- _ROWS_
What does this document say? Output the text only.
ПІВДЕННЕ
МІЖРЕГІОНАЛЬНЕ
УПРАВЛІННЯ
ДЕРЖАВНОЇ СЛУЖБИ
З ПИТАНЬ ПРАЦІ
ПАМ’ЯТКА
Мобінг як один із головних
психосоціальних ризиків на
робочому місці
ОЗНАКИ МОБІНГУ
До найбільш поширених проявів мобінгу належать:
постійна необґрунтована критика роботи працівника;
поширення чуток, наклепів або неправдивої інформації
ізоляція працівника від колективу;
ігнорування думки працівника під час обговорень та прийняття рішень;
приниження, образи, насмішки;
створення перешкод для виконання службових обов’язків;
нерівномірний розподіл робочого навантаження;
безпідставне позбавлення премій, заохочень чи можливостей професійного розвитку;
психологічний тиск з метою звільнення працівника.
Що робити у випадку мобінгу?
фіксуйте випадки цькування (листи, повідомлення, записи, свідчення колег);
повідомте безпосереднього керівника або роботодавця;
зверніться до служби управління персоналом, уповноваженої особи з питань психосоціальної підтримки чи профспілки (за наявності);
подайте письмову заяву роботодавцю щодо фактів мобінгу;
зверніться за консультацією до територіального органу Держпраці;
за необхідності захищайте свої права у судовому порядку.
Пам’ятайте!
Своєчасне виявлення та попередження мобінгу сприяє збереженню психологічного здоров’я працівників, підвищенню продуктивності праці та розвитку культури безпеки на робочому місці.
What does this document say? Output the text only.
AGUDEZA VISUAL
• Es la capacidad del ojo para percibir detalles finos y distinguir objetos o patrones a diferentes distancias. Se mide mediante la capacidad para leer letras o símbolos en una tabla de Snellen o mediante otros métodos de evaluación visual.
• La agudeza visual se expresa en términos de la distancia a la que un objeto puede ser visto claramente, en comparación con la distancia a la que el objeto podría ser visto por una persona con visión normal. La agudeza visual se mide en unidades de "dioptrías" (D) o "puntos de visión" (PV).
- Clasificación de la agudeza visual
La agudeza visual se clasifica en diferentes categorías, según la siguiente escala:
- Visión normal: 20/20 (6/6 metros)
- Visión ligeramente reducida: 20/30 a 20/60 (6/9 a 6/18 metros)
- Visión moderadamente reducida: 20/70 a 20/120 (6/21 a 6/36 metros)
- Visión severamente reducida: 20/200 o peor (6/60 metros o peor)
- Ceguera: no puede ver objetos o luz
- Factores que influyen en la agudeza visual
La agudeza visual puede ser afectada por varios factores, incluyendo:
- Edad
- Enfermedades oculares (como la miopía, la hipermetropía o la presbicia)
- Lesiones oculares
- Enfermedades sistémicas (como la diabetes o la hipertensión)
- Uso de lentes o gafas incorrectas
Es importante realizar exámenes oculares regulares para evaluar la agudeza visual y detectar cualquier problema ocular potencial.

- _PROMPT_
Retype every entry word for word.

- _FINISHED TASK_
What does this document say? Output the text only.
ПІВДЕННЕ
МІЖРЕГІОНАЛЬНЕ
УПРАВЛІННЯ
ДЕРЖАВНОЇ СЛУЖБИ
З ПИТАНЬ ПРАЦІ
ПАМ’ЯТКА
Мобінг як один із головних
психосоціальних ризиків на
робочому місці
ОЗНАКИ МОБІНГУ
До найбільш поширених проявів мобінгу належать:
постійна необґрунтована критика роботи працівника;
поширення чуток, наклепів або неправдивої інформації
ізоляція працівника від колективу;
ігнорування думки працівника під час обговорень та прийняття рішень;
приниження, образи, насмішки;
створення перешкод для виконання службових обов’язків;
нерівномірний розподіл робочого навантаження;
безпідставне позбавлення премій, заохочень чи можливостей професійного розвитку;
психологічний тиск з метою звільнення працівника.
Що робити у випадку мобінгу?
фіксуйте випадки цькування (листи, повідомлення, записи, свідчення колег);
повідомте безпосереднього керівника або роботодавця;
зверніться до служби управління персоналом, уповноваженої особи з питань психосоціальної підтримки чи профспілки (за наявності);
подайте письмову заяву роботодавцю щодо фактів мобінгу;
зверніться за консультацією до територіального органу Держпраці;
за необхідності захищайте свої права у судовому порядку.
Пам’ятайте!
Своєчасне виявлення та попередження мобінгу сприяє збереженню психологічного здоров’я працівників, підвищенню продуктивності праці та розвитку культури безпеки на робочому місці.
What does this document say? Output the text only.
AGUDEZA VISUAL
• Es la capacidad del ojo para percibir detalles finos y distinguir objetos o patrones a diferentes distancias. Se mide mediante la capacidad para leer letras o símbolos en una tabla de Snellen o mediante otros métodos de evaluación visual.
• La agudeza visual se expresa en términos de la distancia a la que un objeto puede ser visto claramente, en comparación con la distancia a la que el objeto podría ser visto por una persona con visión normal. La agudeza visual se mide en unidades de "dioptrías" (D) o "puntos de visión" (PV).
- Clasificación de la agudeza visual
La agudeza visual se clasifica en diferentes categorías, según la siguiente escala:
- Visión normal: 20/20 (6/6 metros)
- Visión ligeramente reducida: 20/30 a 20/60 (6/9 a 6/18 metros)
- Visión moderadamente reducida: 20/70 a 20/120 (6/21 a 6/36 metros)
- Visión severamente reducida: 20/200 o peor (6/60 metros o peor)
- Ceguera: no puede ver objetos o luz
- Factores que influyen en la agudeza visual
La agudeza visual puede ser afectada por varios factores, incluyendo:
- Edad
- Enfermedades oculares (como la miopía, la hipermetropía o la presbicia)
- Lesiones oculares
- Enfermedades sistémicas (como la diabetes o la hipertensión)
- Uso de lentes o gafas incorrectas
Es importante realizar exámenes oculares regulares para evaluar la agudeza visual y detectar cualquier problema ocular potencial.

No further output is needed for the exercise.